■ **Exercise directions**: Every record below is to be retyped exactly.

Saved entries:

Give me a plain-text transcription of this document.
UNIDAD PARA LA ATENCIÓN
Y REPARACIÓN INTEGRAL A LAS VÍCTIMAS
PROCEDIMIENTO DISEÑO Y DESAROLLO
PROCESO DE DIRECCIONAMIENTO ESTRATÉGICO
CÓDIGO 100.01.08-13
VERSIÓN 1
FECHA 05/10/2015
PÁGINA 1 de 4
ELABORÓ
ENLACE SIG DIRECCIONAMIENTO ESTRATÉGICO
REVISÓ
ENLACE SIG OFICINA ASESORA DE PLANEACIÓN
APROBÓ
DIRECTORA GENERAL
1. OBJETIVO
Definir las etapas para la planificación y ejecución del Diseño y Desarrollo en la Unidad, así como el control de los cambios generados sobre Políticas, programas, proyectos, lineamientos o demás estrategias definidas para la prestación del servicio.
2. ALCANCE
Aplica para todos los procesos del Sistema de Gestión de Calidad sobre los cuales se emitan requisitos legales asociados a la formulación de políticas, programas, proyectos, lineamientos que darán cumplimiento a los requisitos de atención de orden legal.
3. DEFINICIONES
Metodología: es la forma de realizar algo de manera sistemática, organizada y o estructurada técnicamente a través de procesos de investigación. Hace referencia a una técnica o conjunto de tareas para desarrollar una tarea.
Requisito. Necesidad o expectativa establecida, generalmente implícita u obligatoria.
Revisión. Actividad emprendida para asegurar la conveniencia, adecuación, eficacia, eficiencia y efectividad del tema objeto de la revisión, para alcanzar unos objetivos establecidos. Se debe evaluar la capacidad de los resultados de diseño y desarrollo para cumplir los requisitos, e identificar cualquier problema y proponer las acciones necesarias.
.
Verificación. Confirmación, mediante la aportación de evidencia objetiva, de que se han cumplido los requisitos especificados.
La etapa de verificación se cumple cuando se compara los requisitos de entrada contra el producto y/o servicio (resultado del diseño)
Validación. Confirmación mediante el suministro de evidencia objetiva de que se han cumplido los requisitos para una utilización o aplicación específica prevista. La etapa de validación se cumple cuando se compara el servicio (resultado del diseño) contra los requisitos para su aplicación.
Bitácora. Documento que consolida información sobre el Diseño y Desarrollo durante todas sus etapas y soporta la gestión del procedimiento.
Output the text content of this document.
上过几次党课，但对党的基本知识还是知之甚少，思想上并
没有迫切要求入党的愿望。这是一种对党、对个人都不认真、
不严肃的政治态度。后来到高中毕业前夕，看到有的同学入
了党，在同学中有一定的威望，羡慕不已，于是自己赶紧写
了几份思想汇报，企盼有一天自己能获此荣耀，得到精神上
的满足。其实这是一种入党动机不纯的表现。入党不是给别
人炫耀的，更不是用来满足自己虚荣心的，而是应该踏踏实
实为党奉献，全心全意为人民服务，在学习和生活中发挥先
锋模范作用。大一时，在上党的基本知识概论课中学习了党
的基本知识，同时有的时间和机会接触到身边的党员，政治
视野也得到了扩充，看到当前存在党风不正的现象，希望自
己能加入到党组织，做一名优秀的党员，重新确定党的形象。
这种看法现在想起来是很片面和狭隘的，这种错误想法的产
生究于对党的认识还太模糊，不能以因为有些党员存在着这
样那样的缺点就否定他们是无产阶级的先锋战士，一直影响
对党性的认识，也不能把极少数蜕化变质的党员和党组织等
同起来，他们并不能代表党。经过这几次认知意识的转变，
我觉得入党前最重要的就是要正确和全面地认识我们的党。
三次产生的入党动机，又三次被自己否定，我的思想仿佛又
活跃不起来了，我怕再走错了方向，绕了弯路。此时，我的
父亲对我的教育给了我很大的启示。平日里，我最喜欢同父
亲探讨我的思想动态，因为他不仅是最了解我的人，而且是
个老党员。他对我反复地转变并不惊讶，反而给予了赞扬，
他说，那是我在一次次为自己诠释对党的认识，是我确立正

■ **Reply to the exercise**:
Give me a plain-text transcription of this document.
UNIDAD PARA LA ATENCIÓN
Y REPARACIÓN INTEGRAL A LAS VÍCTIMAS
PROCEDIMIENTO DISEÑO Y DESAROLLO
PROCESO DE DIRECCIONAMIENTO ESTRATÉGICO
CÓDIGO 100.01.08-13
VERSIÓN 1
FECHA 05/10/2015
PÁGINA 1 de 4
ELABORÓ
ENLACE SIG DIRECCIONAMIENTO ESTRATÉGICO
REVISÓ
ENLACE SIG OFICINA ASESORA DE PLANEACIÓN
APROBÓ
DIRECTORA GENERAL
1. OBJETIVO
Definir las etapas para la planificación y ejecución del Diseño y Desarrollo en la Unidad, así como el control de los cambios generados sobre Políticas, programas, proyectos, lineamientos o demás estrategias definidas para la prestación del servicio.
2. ALCANCE
Aplica para todos los procesos del Sistema de Gestión de Calidad sobre los cuales se emitan requisitos legales asociados a la formulación de políticas, programas, proyectos, lineamientos que darán cumplimiento a los requisitos de atención de orden legal.
3. DEFINICIONES
Metodología: es la forma de realizar algo de manera sistemática, organizada y o estructurada técnicamente a través de procesos de investigación. Hace referencia a una técnica o conjunto de tareas para desarrollar una tarea.
Requisito. Necesidad o expectativa establecida, generalmente implícita u obligatoria.
Revisión. Actividad emprendida para asegurar la conveniencia, adecuación, eficacia, eficiencia y efectividad del tema objeto de la revisión, para alcanzar unos objetivos establecidos. Se debe evaluar la capacidad de los resultados de diseño y desarrollo para cumplir los requisitos, e identificar cualquier problema y proponer las acciones necesarias.
.
Verificación. Confirmación, mediante la aportación de evidencia objetiva, de que se han cumplido los requisitos especificados.
La etapa de verificación se cumple cuando se compara los requisitos de entrada contra el producto y/o servicio (resultado del diseño)
Validación. Confirmación mediante el suministro de evidencia objetiva de que se han cumplido los requisitos para una utilización o aplicación específica prevista. La etapa de validación se cumple cuando se compara el servicio (resultado del diseño) contra los requisitos para su aplicación.
Bitácora. Documento que consolida información sobre el Diseño y Desarrollo durante todas sus etapas y soporta la gestión del procedimiento.
Output the text content of this document.
上过几次党课，但对党的基本知识还是知之甚少，思想上并
没有迫切要求入党的愿望。这是一种对党、对个人都不认真、
不严肃的政治态度。后来到高中毕业前夕，看到有的同学入
了党，在同学中有一定的威望，羡慕不已，于是自己赶紧写
了几份思想汇报，企盼有一天自己能获此荣耀，得到精神上
的满足。其实这是一种入党动机不纯的表现。入党不是给别
人炫耀的，更不是用来满足自己虚荣心的，而是应该踏踏实
实为党奉献，全心全意为人民服务，在学习和生活中发挥先
锋模范作用。大一时，在上党的基本知识概论课中学习了党
的基本知识，同时有的时间和机会接触到身边的党员，政治
视野也得到了扩充，看到当前存在党风不正的现象，希望自
己能加入到党组织，做一名优秀的党员，重新确定党的形象。
这种看法现在想起来是很片面和狭隘的，这种错误想法的产
生究于对党的认识还太模糊，不能以因为有些党员存在着这
样那样的缺点就否定他们是无产阶级的先锋战士，一直影响
对党性的认识，也不能把极少数蜕化变质的党员和党组织等
同起来，他们并不能代表党。经过这几次认知意识的转变，
我觉得入党前最重要的就是要正确和全面地认识我们的党。
三次产生的入党动机，又三次被自己否定，我的思想仿佛又
活跃不起来了，我怕再走错了方向，绕了弯路。此时，我的
父亲对我的教育给了我很大的启示。平日里，我最喜欢同父
亲探讨我的思想动态，因为他不仅是最了解我的人，而且是
个老党员。他对我反复地转变并不惊讶，反而给予了赞扬，
他说，那是我在一次次为自己诠释对党的认识，是我确立正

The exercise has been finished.